◆ **Exercise aim**
Write each line out again exactly as written.

◆ **Supplied information**
· · · ·

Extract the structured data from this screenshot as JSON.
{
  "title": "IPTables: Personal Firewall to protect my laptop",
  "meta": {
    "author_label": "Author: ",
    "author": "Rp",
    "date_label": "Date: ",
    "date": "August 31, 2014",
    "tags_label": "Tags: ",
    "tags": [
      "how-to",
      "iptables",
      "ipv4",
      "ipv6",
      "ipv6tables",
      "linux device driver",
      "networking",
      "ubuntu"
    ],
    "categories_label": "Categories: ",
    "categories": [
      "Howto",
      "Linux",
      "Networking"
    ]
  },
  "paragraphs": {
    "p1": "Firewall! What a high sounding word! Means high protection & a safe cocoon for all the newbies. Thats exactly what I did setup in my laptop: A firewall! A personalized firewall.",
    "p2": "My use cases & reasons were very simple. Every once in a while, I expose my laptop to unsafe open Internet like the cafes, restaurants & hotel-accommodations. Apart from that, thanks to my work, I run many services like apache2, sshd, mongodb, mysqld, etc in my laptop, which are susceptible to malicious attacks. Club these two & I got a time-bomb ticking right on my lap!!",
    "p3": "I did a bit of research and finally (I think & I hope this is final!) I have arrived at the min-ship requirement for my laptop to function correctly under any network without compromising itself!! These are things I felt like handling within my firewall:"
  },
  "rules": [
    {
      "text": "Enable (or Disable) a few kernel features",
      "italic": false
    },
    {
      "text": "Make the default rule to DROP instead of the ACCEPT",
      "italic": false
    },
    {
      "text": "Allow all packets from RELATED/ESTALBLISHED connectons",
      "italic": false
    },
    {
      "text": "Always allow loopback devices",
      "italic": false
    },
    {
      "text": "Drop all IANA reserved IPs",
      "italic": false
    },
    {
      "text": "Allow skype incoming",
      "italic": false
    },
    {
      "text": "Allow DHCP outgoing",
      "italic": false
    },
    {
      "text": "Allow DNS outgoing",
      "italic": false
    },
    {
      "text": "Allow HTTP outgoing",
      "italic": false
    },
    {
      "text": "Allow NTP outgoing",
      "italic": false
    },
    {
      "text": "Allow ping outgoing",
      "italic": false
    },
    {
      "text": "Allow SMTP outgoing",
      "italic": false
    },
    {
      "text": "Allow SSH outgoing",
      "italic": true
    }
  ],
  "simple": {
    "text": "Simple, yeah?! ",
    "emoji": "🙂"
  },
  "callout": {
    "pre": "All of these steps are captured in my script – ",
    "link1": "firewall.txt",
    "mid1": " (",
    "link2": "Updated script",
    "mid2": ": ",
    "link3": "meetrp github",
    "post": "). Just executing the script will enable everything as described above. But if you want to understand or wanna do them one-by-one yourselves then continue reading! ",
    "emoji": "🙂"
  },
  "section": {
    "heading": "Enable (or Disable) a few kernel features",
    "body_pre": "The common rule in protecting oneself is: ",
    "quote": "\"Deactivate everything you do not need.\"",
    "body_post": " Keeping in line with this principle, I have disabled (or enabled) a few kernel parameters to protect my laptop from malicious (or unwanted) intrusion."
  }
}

· · · ·

◆ **Response to the task**
Extract the structured data from this screenshot as JSON.
{
  "title": "IPTables: Personal Firewall to protect my laptop",
  "meta": {
    "author_label": "Author: ",
    "author": "Rp",
    "date_label": "Date: ",
    "date": "August 31, 2014",
    "tags_label": "Tags: ",
    "tags": [
      "how-to",
      "iptables",
      "ipv4",
      "ipv6",
      "ipv6tables",
      "linux device driver",
      "networking",
      "ubuntu"
    ],
    "categories_label": "Categories: ",
    "categories": [
      "Howto",
      "Linux",
      "Networking"
    ]
  },
  "paragraphs": {
    "p1": "Firewall! What a high sounding word! Means high protection & a safe cocoon for all the newbies. Thats exactly what I did setup in my laptop: A firewall! A personalized firewall.",
    "p2": "My use cases & reasons were very simple. Every once in a while, I expose my laptop to unsafe open Internet like the cafes, restaurants & hotel-accommodations. Apart from that, thanks to my work, I run many services like apache2, sshd, mongodb, mysqld, etc in my laptop, which are susceptible to malicious attacks. Club these two & I got a time-bomb ticking right on my lap!!",
    "p3": "I did a bit of research and finally (I think & I hope this is final!) I have arrived at the min-ship requirement for my laptop to function correctly under any network without compromising itself!! These are things I felt like handling within my firewall:"
  },
  "rules": [
    {
      "text": "Enable (or Disable) a few kernel features",
      "italic": false
    },
    {
      "text": "Make the default rule to DROP instead of the ACCEPT",
      "italic": false
    },
    {
      "text": "Allow all packets from RELATED/ESTALBLISHED connectons",
      "italic": false
    },
    {
      "text": "Always allow loopback devices",
      "italic": false
    },
    {
      "text": "Drop all IANA reserved IPs",
      "italic": false
    },
    {
      "text": "Allow skype incoming",
      "italic": false
    },
    {
      "text": "Allow DHCP outgoing",
      "italic": false
    },
    {
      "text": "Allow DNS outgoing",
      "italic": false
    },
    {
      "text": "Allow HTTP outgoing",
      "italic": false
    },
    {
      "text": "Allow NTP outgoing",
      "italic": false
    },
    {
      "text": "Allow ping outgoing",
      "italic": false
    },
    {
      "text": "Allow SMTP outgoing",
      "italic": false
    },
    {
      "text": "Allow SSH outgoing",
      "italic": true
    }
  ],
  "simple": {
    "text": "Simple, yeah?! ",
    "emoji": "🙂"
  },
  "callout": {
    "pre": "All of these steps are captured in my script – ",
    "link1": "firewall.txt",
    "mid1": " (",
    "link2": "Updated script",
    "mid2": ": ",
    "link3": "meetrp github",
    "post": "). Just executing the script will enable everything as described above. But if you want to understand or wanna do them one-by-one yourselves then continue reading! ",
    "emoji": "🙂"
  },
  "section": {
    "heading": "Enable (or Disable) a few kernel features",
    "body_pre": "The common rule in protecting oneself is: ",
    "quote": "\"Deactivate everything you do not need.\"",
    "body_post": " Keeping in line with this principle, I have disabled (or enabled) a few kernel parameters to protect my laptop from malicious (or unwanted) intrusion."
  }
}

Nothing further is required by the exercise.